**Instruction**
Please render every line of the entries below as a Markdown table with the columns Row and Text, numbering the rows and leaving out blank lines.
■ ■ ■ ■ ■
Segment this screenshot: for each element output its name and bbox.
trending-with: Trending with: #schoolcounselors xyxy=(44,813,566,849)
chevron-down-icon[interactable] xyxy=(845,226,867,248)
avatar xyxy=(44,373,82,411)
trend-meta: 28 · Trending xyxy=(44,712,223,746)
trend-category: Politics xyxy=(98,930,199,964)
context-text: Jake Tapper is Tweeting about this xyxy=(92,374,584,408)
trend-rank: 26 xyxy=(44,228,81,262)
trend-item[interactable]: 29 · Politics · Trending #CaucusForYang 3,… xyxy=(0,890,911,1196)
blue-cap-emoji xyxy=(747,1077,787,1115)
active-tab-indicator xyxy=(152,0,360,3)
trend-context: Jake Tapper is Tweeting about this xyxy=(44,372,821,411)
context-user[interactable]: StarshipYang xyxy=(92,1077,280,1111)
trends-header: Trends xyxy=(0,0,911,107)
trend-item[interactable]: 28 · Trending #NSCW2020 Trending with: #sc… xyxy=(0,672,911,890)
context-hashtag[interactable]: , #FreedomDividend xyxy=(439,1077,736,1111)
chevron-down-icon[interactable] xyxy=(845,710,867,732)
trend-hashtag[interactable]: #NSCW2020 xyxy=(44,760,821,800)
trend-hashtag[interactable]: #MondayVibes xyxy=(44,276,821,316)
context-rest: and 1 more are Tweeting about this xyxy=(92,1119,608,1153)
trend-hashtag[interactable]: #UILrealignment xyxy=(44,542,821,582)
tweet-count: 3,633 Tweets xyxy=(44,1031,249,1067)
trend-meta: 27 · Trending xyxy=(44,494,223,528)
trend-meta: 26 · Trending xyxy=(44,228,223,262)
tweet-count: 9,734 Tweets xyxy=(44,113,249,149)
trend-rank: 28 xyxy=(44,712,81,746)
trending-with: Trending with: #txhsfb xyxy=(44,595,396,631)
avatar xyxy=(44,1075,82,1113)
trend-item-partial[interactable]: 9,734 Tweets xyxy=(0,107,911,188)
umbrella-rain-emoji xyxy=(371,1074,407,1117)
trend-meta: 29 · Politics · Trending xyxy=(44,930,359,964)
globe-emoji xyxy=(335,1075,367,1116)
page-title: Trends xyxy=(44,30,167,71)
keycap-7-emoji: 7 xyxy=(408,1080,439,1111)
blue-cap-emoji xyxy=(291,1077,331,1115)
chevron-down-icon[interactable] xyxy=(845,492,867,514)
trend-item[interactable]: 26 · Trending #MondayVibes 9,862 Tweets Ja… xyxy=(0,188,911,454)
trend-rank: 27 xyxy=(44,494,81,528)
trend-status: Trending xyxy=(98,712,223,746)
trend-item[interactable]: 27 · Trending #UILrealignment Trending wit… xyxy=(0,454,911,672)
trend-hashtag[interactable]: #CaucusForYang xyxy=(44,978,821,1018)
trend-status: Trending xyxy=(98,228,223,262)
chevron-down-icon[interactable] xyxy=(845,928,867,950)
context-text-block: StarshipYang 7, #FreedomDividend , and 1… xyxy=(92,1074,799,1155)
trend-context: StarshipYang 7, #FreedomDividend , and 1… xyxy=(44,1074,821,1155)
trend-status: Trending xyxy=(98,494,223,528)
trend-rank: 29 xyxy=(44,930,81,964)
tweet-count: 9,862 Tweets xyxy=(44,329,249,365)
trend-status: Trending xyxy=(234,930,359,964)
■ ■ ■ ■ ■
**Reply to the task**
| Row | Text |
|---|---|
| 1 | Segment this screenshot: for each element output its name and bbox. |
| 2 | trending-with: Trending with: #schoolcounselors xyxy=(44,813,566,849) |
| 3 | chevron-down-icon[interactable] xyxy=(845,226,867,248) |
| 4 | avatar xyxy=(44,373,82,411) |
| 5 | trend-meta: 28 · Trending xyxy=(44,712,223,746) |
| 6 | trend-category: Politics xyxy=(98,930,199,964) |
| 7 | context-text: Jake Tapper is Tweeting about this xyxy=(92,374,584,408) |
| 8 | trend-rank: 26 xyxy=(44,228,81,262) |
| 9 | trend-item[interactable]: 29 · Politics · Trending #CaucusForYang 3,… xyxy=(0,890,911,1196) |
| 10 | blue-cap-emoji xyxy=(747,1077,787,1115) |
| 11 | active-tab-indicator xyxy=(152,0,360,3) |
| 12 | trend-context: Jake Tapper is Tweeting about this xyxy=(44,372,821,411) |
| 13 | context-user[interactable]: StarshipYang xyxy=(92,1077,280,1111) |
| 14 | trends-header: Trends xyxy=(0,0,911,107) |
| 15 | trend-item[interactable]: 28 · Trending #NSCW2020 Trending with: #sc… xyxy=(0,672,911,890) |
| 16 | context-hashtag[interactable]: , #FreedomDividend xyxy=(439,1077,736,1111) |
| 17 | chevron-down-icon[interactable] xyxy=(845,710,867,732) |
| 18 | trend-hashtag[interactable]: #NSCW2020 xyxy=(44,760,821,800) |
| 19 | trend-hashtag[interactable]: #MondayVibes xyxy=(44,276,821,316) |
| 20 | context-rest: and 1 more are Tweeting about this xyxy=(92,1119,608,1153) |
| 21 | trend-hashtag[interactable]: #UILrealignment xyxy=(44,542,821,582) |
| 22 | tweet-count: 3,633 Tweets xyxy=(44,1031,249,1067) |
| 23 | trend-meta: 27 · Trending xyxy=(44,494,223,528) |
| 24 | trend-meta: 26 · Trending xyxy=(44,228,223,262) |
| 25 | tweet-count: 9,734 Tweets xyxy=(44,113,249,149) |
| 26 | trend-rank: 28 xyxy=(44,712,81,746) |
| 27 | trending-with: Trending with: #txhsfb xyxy=(44,595,396,631) |
| 28 | avatar xyxy=(44,1075,82,1113) |
| 29 | trend-item-partial[interactable]: 9,734 Tweets xyxy=(0,107,911,188) |
| 30 | umbrella-rain-emoji xyxy=(371,1074,407,1117) |
| 31 | trend-meta: 29 · Politics · Trending xyxy=(44,930,359,964) |
| 32 | globe-emoji xyxy=(335,1075,367,1116) |
| 33 | page-title: Trends xyxy=(44,30,167,71) |
| 34 | keycap-7-emoji: 7 xyxy=(408,1080,439,1111) |
| 35 | blue-cap-emoji xyxy=(291,1077,331,1115) |
| 36 | chevron-down-icon[interactable] xyxy=(845,492,867,514) |
| 37 | trend-item[interactable]: 26 · Trending #MondayVibes 9,862 Tweets Ja… xyxy=(0,188,911,454) |
| 38 | trend-rank: 27 xyxy=(44,494,81,528) |
| 39 | trend-status: Trending xyxy=(98,712,223,746) |
| 40 | trend-item[interactable]: 27 · Trending #UILrealignment Trending wit… xyxy=(0,454,911,672) |
| 41 | trend-hashtag[interactable]: #CaucusForYang xyxy=(44,978,821,1018) |
| 42 | trend-status: Trending xyxy=(98,228,223,262) |
| 43 | chevron-down-icon[interactable] xyxy=(845,928,867,950) |
| 44 | context-text-block: StarshipYang 7, #FreedomDividend , and 1… xyxy=(92,1074,799,1155) |
| 45 | trend-context: StarshipYang 7, #FreedomDividend , and 1… xyxy=(44,1074,821,1155) |
| 46 | trend-status: Trending xyxy=(98,494,223,528) |
| 47 | trend-rank: 29 xyxy=(44,930,81,964) |
| 48 | tweet-count: 9,862 Tweets xyxy=(44,329,249,365) |
| 49 | trend-status: Trending xyxy=(234,930,359,964) |